Text:
_ _ _ _ _ _ _
It also records exposure data and any known undesirable effects. Ingredients are checked against the CosIng database for restrictions and bans.
Exposure drives much of the assessment. A leave-on face cream stays on the skin for hours, while a rinse-off cleanser is washed away in seconds. The two are assessed differently even with similar ingredients.
Part B — the assessment and signature
Part B is the assessor's conclusion. A qualified safety assessor reviews Part A and states whether the product is safe for its intended use.
The assessor must hold a recognised qualification in pharmacy, toxicology, medicine or a similar field. Without that signed conclusion, the product cannot be notified or sold legally.
The signature is personal and dated. It binds a named professional to the safety case for that exact formulation. A revised formula needs a fresh assessment and a new signature.
Where the CPSR fits in the compliance chain
The CPSR does not stand alone. It sits inside the Product Information File (PIF) and feeds the notification step.
The Responsible Person keeps the PIF and confirms the product is safe when notifying it through the Cosmetic Products Notification Portal (CPNP). The PIF also holds the label, the method of manufacture and the proof of any claims.
The PIF must be kept for ten years after the last batch. Authorities can demand it at any point in that window. A missing or incomplete CPSR makes the whole file defective.
Haircare sellers face the same structure for shampoos and conditioners. The haircare compliance report covers the 256 sellers in that group and how their duties compare.
Common skincare CPSR mistakes sellers make
The data shows skincare sellers tripping on the same points. Most are about sequence and scope, not formulation chemistry.
The first mistake is treating a range as one product. A serum and a cream share a brand, not a safety profile. Each needs its own report.
The second is reformulating without a new CPSR. Changing a preservative or an active changes the safety case. The old report no longer covers the new formula.
The third is notifying before the assessor signs. The CPNP step assumes the CPSR is finished. The deadline guide for indie brands sets out the timing in the CPSR deadline guide.
How to get skincare CPSRs done
The practical route is to batch the work. List every distinct formulation first, then commission a CPSR for each before touching the CPNP.
Eldris handles the full chain for skincare brands. Our CPNP and CPSR service covers the safety report, the Responsible Person role and the portal submission as one package.
_ _ _ _ _ _ _
Bounding box prediction data:
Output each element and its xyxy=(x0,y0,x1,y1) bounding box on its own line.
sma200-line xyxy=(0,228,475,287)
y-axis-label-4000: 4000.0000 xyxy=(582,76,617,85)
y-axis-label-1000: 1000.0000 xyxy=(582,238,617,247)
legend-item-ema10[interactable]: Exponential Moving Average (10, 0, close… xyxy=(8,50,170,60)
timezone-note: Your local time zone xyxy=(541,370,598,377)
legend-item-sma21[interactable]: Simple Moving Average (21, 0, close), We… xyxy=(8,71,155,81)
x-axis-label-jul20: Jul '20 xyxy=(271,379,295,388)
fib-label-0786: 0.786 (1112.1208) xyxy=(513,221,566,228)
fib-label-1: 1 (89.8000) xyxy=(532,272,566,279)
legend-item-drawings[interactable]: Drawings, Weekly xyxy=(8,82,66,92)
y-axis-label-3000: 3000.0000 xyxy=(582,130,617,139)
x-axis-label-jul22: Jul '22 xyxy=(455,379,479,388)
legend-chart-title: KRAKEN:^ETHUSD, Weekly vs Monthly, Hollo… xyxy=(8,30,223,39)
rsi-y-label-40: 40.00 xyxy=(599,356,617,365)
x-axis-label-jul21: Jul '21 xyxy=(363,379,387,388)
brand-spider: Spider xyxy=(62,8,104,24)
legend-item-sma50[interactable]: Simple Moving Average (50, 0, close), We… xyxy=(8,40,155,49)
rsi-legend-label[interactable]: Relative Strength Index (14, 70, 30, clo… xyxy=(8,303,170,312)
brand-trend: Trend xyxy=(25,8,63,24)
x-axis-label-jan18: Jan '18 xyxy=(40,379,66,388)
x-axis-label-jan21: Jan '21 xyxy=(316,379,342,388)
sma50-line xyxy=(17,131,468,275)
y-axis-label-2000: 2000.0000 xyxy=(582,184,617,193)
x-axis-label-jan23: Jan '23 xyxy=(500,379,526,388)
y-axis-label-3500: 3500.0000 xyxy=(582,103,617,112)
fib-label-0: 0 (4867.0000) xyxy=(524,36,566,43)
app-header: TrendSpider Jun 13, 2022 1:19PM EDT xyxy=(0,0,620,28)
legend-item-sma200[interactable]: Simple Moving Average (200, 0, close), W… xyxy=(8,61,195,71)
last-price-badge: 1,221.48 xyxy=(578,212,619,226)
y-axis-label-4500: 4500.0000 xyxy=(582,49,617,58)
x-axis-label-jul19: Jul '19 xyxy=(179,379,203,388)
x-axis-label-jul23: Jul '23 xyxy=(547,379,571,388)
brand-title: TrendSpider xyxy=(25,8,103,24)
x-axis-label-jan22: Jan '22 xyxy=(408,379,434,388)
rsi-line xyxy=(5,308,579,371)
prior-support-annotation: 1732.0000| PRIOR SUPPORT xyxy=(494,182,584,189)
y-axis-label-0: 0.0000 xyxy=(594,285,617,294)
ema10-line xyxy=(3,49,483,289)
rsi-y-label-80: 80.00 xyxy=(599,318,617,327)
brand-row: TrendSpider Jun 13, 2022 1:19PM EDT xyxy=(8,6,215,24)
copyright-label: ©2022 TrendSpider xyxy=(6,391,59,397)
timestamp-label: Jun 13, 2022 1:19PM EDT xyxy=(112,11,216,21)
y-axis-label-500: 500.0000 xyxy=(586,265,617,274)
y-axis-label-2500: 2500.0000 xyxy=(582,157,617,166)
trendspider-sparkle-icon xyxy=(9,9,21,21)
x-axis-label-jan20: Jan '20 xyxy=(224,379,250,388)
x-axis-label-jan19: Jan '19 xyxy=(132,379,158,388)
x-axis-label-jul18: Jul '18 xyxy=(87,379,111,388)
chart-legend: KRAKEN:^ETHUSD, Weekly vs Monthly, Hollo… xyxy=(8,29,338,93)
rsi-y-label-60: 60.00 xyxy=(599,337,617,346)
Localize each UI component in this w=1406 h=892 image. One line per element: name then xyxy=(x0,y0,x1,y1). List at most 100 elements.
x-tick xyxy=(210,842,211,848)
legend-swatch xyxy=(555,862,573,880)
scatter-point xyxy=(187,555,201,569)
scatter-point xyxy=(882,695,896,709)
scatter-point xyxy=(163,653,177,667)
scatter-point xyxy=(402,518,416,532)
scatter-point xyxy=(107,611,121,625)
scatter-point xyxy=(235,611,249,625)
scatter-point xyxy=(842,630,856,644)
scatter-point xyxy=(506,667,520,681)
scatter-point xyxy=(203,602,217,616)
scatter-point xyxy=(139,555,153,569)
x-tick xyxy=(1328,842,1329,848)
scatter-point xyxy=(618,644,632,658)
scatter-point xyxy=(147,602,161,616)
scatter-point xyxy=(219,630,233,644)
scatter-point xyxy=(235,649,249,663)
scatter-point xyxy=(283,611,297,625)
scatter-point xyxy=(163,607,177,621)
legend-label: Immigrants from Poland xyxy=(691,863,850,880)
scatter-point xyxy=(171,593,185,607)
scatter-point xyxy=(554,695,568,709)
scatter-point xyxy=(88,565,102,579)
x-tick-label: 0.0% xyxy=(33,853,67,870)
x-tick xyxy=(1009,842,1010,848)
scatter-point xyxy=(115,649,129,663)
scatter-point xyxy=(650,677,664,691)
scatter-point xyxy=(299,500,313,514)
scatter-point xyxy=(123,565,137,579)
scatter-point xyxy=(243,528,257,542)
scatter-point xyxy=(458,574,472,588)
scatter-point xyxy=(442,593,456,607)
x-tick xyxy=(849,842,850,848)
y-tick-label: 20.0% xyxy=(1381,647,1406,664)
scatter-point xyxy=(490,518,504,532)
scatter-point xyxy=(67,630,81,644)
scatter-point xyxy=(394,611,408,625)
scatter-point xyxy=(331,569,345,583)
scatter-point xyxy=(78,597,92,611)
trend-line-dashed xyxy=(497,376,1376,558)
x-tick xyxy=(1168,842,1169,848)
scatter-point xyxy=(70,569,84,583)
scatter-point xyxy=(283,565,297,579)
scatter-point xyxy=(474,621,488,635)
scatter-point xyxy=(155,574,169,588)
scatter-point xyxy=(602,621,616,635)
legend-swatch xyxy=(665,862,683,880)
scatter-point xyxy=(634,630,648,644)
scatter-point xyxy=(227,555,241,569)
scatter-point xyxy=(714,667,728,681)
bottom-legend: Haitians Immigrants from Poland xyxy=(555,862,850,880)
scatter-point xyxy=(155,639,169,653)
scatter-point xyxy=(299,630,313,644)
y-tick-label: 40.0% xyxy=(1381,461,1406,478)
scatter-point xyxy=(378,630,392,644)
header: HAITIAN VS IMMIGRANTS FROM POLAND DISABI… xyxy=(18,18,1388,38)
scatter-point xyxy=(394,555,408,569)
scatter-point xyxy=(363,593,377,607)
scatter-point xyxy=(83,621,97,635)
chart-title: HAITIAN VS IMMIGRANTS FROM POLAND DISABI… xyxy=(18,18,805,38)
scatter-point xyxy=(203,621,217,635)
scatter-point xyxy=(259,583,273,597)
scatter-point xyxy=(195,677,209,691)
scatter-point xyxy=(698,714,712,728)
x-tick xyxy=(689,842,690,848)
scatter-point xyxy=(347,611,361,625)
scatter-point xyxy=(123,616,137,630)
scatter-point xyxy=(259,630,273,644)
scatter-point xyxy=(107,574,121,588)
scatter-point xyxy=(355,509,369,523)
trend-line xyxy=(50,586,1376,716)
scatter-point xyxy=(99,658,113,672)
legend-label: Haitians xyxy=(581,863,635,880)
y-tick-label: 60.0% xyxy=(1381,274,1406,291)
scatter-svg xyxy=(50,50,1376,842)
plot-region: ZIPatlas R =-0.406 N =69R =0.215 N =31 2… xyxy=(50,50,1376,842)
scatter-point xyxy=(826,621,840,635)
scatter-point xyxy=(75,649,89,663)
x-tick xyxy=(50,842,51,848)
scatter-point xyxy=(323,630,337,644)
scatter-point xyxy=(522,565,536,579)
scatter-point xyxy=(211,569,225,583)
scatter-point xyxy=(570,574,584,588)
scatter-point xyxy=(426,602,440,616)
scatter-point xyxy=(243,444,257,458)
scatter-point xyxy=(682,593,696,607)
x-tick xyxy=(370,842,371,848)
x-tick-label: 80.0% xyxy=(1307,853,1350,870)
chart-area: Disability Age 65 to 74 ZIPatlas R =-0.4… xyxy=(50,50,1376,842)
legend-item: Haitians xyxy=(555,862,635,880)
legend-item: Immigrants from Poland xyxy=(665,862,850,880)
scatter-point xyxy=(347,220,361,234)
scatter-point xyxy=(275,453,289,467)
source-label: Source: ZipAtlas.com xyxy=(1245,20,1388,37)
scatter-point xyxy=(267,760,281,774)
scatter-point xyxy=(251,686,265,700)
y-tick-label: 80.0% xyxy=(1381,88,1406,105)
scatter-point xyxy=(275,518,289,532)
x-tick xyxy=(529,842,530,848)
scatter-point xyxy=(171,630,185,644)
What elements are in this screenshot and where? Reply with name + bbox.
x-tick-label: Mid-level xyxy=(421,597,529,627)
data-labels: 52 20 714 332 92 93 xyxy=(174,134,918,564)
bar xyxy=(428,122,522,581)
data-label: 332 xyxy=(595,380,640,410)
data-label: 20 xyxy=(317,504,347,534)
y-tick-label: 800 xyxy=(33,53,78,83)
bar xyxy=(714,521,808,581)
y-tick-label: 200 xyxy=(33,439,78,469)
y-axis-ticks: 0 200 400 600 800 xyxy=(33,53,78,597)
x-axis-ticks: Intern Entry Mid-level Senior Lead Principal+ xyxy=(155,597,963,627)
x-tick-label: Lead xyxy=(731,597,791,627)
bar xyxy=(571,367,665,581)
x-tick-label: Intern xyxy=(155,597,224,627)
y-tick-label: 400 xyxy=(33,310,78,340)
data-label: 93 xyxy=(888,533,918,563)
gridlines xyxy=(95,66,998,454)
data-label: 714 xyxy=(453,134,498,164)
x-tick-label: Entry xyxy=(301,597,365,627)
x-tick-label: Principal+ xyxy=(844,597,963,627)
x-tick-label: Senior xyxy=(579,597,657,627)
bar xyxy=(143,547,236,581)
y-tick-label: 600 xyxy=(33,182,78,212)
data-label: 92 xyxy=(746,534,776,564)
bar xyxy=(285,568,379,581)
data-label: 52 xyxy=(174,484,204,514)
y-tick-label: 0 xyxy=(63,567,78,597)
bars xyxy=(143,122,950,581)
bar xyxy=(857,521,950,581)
_ _ _ _ _ _ _
Questions on the material:
A: Name every mistake that the text on skincare safety reports says skincare sellers make with CPSRs.
B: Carry on the text on skincare safety reports from its final sentence.

Task-by-task results:
A:
- Treating a range as one product instead of giving each formulation its own report
- Reformulating without a new CPSR
- Notifying before the assessor signs

B:
That keeps the order correct: safety report first, notification second, sale third. Skipping the CPSR is the single most common reason a skincare listing is non-compliant. Doing it once, properly, is cheaper than a forced delisting later.
Data source: Eldris proprietary tracking of 16,931 active Amazon third-party sellers across 22 marketplaces, observed October 2025–February 2026. Figures are aggregated and anonymised; no individual seller is identifiable. Cosmetics sellers identified via product-category keyword classification.
Frequently Asked Questions
How many EU sellers list skincare products?
Eldris tracked 641 sellers listing skincare across Amazon's four largest EU marketplaces. Skincare is the most common cosmetics sub-type in the dataset, ahead of personal care and haircare.
Does every skincare product need a CPSR?
Yes. Article 10 of Regulation (EC) 1223/2009 requires a Cosmetic Product Safety Report for every cosmetic product before it is placed on the market. Each distinct formulation needs its own CPSR.
Who can write a skincare CPSR?
Part B of the CPSR must be signed by a qualified safety assessor holding a recognised qualification in pharmacy, toxicology, medicine or a similar discipline. Part A gathers the underlying safety data.
Do I need a CPSR before the CPNP notification?
Yes. The CPSR must be complete before the CPNP notification, because the Responsible Person confirms the product is safe when notifying it. The CPSR sits inside the Product Information File.
How long must I keep the CPSR?
The CPSR forms part of the Product Information File. The Responsible Person must keep that file for ten years after the last batch and produce it on request.